_Work to complete_
Find every line containing the word "GBPUSD" and report the count, nothing more.

_Dataset rows_
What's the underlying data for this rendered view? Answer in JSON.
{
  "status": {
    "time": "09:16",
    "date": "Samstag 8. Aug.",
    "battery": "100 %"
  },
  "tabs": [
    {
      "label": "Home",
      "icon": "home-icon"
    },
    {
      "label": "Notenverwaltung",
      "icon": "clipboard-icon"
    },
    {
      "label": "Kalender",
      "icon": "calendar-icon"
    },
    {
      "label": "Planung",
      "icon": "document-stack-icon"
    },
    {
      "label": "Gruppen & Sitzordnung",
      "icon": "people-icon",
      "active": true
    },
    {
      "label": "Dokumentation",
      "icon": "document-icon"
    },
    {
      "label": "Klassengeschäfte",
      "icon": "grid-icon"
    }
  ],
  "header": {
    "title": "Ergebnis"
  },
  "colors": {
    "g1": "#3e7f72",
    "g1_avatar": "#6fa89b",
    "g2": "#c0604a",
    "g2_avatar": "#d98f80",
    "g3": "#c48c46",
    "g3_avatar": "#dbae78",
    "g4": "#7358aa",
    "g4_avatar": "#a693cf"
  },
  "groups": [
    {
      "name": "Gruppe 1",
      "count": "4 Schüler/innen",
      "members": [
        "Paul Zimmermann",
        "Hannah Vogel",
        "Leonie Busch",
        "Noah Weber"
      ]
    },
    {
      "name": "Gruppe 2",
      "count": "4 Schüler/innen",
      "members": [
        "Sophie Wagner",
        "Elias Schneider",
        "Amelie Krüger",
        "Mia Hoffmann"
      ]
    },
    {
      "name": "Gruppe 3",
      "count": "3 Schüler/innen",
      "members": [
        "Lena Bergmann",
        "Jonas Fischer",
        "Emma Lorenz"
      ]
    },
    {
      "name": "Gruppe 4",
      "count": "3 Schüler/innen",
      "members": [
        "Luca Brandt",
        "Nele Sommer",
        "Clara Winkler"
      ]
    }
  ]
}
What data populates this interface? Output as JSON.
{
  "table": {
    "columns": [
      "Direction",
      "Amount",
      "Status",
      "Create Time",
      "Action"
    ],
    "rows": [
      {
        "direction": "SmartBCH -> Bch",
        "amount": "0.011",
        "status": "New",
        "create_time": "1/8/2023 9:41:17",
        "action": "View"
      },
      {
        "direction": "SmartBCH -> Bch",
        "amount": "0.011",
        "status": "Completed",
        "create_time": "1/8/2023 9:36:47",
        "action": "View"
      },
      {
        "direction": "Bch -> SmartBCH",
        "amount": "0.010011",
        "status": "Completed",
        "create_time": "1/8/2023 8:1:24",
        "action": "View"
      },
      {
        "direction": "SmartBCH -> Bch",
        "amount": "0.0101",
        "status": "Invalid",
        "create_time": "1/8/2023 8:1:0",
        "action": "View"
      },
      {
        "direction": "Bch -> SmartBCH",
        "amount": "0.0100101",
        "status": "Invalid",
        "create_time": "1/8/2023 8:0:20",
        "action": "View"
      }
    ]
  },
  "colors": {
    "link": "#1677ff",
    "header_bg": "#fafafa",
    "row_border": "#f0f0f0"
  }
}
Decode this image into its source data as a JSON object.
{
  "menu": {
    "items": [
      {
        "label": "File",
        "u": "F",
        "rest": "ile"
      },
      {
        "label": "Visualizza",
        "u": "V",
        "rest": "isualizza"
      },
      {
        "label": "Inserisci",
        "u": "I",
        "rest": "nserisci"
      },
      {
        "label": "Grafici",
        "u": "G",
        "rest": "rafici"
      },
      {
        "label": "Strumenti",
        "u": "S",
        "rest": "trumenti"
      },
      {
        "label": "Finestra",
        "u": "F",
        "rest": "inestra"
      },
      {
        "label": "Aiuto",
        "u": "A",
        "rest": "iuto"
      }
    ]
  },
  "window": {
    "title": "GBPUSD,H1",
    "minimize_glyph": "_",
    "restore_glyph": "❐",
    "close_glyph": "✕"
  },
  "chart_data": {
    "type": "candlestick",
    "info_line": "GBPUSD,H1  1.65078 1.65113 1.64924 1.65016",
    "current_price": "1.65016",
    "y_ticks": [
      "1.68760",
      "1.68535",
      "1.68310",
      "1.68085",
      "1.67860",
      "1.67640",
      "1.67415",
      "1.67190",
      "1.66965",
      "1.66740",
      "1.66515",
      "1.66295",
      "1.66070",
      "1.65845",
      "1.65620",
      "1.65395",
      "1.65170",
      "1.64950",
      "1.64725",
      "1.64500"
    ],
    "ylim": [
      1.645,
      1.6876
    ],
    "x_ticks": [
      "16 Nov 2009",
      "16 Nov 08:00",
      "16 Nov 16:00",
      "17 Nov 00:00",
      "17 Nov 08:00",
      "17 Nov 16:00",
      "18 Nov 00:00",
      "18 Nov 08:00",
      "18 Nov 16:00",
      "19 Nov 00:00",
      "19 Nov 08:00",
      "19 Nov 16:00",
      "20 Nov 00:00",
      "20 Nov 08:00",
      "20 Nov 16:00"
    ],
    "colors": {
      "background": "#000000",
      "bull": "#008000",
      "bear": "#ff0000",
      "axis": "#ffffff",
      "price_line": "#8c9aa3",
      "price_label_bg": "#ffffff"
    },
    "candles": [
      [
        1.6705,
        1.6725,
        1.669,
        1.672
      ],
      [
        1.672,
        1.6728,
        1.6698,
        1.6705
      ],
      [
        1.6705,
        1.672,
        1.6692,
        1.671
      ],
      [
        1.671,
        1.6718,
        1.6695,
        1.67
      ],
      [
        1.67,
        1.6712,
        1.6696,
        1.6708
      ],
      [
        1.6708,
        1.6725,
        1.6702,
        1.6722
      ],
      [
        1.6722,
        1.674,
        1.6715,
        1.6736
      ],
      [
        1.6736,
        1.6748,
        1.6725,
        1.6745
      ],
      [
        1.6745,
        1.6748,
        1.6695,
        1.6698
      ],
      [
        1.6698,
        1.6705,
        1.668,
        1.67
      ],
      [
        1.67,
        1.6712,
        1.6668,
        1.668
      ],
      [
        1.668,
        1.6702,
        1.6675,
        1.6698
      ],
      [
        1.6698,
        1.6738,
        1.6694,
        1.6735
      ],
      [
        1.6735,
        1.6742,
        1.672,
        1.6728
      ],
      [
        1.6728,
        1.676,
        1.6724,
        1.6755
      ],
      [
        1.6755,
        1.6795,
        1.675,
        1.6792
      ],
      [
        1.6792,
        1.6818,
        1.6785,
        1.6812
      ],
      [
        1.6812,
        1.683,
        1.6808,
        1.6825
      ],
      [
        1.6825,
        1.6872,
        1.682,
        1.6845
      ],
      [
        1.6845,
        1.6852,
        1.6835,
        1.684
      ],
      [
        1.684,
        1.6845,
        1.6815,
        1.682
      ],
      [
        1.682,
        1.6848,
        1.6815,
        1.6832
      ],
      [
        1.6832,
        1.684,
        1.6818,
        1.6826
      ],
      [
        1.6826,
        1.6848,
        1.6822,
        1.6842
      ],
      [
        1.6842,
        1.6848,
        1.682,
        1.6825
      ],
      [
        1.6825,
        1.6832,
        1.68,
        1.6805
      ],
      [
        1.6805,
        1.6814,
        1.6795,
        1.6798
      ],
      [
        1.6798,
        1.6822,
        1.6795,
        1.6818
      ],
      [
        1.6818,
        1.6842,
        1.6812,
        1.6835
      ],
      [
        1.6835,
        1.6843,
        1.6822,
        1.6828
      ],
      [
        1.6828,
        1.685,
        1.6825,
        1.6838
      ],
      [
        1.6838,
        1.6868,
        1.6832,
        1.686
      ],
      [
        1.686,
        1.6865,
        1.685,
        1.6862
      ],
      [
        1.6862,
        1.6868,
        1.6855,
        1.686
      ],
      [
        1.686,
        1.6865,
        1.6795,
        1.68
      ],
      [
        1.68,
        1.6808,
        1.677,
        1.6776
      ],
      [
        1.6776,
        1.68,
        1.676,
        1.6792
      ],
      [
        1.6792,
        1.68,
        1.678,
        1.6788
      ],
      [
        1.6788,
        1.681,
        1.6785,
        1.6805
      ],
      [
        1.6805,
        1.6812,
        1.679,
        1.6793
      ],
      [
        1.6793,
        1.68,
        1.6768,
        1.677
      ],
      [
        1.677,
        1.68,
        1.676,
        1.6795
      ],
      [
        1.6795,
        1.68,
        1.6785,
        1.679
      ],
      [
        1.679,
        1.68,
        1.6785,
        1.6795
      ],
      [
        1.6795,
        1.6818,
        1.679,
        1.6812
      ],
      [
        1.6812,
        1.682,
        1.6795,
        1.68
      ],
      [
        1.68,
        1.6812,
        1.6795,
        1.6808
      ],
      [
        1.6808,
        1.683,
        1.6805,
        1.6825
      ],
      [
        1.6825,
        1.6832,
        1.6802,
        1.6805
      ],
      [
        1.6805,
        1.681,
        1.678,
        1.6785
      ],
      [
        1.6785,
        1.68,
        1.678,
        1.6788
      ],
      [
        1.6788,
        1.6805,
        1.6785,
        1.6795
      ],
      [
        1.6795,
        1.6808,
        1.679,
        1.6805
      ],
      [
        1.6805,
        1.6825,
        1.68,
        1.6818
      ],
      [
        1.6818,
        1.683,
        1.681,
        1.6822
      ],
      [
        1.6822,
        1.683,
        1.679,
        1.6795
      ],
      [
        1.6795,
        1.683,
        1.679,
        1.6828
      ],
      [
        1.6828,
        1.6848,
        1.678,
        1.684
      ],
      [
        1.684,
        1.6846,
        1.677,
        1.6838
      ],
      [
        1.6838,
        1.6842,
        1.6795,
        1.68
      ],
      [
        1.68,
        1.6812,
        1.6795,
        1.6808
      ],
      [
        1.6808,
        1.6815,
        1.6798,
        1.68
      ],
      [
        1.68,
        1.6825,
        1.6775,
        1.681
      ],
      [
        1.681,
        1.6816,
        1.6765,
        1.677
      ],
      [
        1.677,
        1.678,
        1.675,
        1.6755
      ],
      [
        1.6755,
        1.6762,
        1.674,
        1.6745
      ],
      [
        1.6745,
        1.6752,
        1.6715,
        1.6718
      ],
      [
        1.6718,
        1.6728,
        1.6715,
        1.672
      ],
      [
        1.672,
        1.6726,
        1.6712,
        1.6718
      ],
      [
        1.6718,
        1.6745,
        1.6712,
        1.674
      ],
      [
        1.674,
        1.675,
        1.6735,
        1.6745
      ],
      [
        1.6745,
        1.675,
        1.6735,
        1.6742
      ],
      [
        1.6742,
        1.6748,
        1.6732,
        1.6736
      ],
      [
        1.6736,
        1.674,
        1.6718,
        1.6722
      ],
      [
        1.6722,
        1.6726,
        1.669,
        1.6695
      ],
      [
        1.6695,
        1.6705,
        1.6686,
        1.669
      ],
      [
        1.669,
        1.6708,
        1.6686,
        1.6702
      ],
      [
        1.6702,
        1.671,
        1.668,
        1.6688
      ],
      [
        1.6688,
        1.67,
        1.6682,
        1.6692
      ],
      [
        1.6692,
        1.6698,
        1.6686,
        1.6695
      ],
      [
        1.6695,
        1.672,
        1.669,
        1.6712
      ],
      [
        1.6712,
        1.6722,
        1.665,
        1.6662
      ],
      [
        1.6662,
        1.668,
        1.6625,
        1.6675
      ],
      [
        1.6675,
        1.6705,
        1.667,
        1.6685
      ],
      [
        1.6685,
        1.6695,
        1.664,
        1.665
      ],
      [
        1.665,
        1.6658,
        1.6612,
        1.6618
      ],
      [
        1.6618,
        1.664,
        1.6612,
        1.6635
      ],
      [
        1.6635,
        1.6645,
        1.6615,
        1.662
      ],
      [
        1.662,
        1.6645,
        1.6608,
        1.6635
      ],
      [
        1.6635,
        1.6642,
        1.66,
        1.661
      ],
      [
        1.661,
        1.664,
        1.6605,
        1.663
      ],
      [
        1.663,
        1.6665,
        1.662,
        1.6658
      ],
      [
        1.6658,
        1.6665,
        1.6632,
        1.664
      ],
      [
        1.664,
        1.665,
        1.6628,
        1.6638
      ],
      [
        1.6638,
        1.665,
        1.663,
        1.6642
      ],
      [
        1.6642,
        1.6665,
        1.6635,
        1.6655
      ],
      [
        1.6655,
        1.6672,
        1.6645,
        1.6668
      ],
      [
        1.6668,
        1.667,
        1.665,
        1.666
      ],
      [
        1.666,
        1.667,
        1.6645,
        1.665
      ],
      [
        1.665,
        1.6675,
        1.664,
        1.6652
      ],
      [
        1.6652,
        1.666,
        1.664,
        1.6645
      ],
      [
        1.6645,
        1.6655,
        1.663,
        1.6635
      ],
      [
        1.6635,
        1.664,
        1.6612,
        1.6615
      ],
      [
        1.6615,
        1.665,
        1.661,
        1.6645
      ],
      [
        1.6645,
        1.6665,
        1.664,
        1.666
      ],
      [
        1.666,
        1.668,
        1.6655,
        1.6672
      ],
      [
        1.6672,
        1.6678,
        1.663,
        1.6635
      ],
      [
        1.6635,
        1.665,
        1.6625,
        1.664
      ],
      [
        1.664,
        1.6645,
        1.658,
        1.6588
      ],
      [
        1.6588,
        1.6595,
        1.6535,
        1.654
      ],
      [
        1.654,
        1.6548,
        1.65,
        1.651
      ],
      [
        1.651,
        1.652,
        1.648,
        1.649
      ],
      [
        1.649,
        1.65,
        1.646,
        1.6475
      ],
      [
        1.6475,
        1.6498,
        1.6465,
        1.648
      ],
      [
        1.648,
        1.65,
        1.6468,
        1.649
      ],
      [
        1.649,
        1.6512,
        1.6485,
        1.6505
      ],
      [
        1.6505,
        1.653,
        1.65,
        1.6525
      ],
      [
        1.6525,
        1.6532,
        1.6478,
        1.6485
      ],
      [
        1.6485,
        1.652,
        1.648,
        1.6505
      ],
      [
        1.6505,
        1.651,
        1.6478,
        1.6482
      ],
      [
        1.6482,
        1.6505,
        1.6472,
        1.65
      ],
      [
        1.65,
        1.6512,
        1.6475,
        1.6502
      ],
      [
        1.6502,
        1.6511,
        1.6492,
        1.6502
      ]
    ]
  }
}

_Response to this task_
2